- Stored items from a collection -
- - - -
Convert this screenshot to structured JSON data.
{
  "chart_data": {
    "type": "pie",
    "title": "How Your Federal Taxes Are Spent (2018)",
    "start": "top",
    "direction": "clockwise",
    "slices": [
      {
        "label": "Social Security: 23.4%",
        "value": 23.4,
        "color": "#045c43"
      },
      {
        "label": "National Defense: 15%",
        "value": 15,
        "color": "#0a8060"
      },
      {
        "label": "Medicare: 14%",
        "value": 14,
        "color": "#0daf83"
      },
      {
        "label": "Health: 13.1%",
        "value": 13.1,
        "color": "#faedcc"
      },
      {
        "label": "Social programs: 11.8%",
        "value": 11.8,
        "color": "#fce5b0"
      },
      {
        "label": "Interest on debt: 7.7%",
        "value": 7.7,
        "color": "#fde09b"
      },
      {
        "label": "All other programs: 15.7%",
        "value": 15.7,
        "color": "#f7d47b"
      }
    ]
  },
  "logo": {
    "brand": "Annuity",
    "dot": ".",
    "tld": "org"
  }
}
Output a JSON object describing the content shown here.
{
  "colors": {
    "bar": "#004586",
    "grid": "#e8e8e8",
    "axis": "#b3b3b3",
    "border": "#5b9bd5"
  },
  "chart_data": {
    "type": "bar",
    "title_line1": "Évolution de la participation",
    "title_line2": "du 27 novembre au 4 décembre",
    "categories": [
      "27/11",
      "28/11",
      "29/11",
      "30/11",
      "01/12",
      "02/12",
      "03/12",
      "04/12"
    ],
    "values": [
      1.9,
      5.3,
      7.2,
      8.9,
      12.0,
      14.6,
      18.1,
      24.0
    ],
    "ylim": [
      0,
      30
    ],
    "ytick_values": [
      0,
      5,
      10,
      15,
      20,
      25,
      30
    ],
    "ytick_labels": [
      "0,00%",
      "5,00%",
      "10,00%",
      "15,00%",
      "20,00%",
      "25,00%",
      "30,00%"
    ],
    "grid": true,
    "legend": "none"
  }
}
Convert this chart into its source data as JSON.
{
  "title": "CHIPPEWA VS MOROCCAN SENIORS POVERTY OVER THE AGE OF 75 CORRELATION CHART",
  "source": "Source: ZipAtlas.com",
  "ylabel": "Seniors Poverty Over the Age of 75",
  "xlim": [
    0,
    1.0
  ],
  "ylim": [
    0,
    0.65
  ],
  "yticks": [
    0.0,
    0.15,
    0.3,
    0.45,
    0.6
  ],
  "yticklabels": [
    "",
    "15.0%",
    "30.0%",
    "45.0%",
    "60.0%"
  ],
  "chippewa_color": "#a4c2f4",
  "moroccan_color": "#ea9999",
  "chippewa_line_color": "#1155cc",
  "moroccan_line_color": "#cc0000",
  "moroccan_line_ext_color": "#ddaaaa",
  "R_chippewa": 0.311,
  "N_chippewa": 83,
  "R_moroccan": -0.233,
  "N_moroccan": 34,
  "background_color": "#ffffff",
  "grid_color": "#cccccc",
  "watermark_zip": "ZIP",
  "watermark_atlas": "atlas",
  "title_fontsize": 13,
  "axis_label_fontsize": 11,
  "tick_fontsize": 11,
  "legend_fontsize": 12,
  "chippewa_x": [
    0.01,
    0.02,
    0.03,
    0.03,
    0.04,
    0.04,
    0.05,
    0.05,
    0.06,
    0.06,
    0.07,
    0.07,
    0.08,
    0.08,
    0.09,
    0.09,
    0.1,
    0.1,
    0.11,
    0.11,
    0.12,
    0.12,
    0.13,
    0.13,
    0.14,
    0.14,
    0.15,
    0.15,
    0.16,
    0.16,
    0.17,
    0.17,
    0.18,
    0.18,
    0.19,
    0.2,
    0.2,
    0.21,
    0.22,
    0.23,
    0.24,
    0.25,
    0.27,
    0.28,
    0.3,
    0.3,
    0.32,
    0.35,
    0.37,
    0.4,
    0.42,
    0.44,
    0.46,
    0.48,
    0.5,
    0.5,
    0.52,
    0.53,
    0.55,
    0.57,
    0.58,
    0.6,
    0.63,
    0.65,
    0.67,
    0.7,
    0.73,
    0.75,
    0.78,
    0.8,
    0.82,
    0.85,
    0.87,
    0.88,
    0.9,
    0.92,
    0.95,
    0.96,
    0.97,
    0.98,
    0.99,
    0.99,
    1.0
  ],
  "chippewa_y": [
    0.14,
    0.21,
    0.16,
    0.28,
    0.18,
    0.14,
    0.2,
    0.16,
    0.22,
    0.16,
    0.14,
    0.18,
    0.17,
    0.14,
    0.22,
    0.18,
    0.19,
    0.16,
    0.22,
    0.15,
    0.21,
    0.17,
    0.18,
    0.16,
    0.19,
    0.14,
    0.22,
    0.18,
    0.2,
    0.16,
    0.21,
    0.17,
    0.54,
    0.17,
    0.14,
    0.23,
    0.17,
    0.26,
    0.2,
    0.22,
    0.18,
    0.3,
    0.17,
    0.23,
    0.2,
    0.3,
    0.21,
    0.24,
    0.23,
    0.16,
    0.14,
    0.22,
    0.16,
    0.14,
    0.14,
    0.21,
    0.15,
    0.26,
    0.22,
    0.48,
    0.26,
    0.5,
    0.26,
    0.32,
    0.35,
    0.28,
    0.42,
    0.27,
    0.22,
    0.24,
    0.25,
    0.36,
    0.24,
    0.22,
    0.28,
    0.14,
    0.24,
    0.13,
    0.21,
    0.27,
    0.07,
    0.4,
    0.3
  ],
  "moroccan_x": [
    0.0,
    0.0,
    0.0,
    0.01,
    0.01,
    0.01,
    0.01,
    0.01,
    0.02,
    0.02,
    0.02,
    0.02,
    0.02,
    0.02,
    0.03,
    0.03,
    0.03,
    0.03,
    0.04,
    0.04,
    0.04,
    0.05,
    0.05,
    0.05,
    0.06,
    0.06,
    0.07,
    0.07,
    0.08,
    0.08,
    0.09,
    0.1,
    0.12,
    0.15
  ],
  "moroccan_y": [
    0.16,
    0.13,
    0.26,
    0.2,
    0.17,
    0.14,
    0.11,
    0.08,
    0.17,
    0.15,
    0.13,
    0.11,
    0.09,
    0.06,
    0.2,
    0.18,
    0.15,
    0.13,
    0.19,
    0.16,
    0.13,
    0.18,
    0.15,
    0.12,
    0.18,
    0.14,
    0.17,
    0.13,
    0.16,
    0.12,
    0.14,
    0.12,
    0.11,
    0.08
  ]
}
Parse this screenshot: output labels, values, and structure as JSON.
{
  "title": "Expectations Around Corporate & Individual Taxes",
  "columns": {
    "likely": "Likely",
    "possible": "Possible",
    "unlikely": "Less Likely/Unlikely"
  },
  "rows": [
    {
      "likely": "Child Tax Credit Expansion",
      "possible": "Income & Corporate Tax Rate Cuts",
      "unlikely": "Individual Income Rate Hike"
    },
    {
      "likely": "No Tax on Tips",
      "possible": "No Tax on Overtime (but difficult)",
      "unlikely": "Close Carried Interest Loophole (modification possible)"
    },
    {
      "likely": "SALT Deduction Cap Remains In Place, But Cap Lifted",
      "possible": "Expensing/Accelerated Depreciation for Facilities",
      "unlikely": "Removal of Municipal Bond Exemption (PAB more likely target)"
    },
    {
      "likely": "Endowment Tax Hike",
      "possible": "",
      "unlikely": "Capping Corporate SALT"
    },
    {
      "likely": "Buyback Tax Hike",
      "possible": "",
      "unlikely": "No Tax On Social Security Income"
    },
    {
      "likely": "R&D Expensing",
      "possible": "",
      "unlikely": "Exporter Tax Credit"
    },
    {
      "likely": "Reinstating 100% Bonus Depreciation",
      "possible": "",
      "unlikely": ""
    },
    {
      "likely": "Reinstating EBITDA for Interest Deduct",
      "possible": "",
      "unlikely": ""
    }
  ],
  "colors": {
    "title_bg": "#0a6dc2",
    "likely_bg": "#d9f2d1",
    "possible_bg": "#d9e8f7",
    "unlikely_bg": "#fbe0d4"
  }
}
- - - -
- WRITTEN REQUEST -
Find each line holding "Interest". Copy it out.

- REPLY -
        "label": "Interest on debt: 7.7%",
      "unlikely": "Close Carried Interest Loophole (modification possible)"
      "likely": "Reinstating EBITDA for Interest Deduct",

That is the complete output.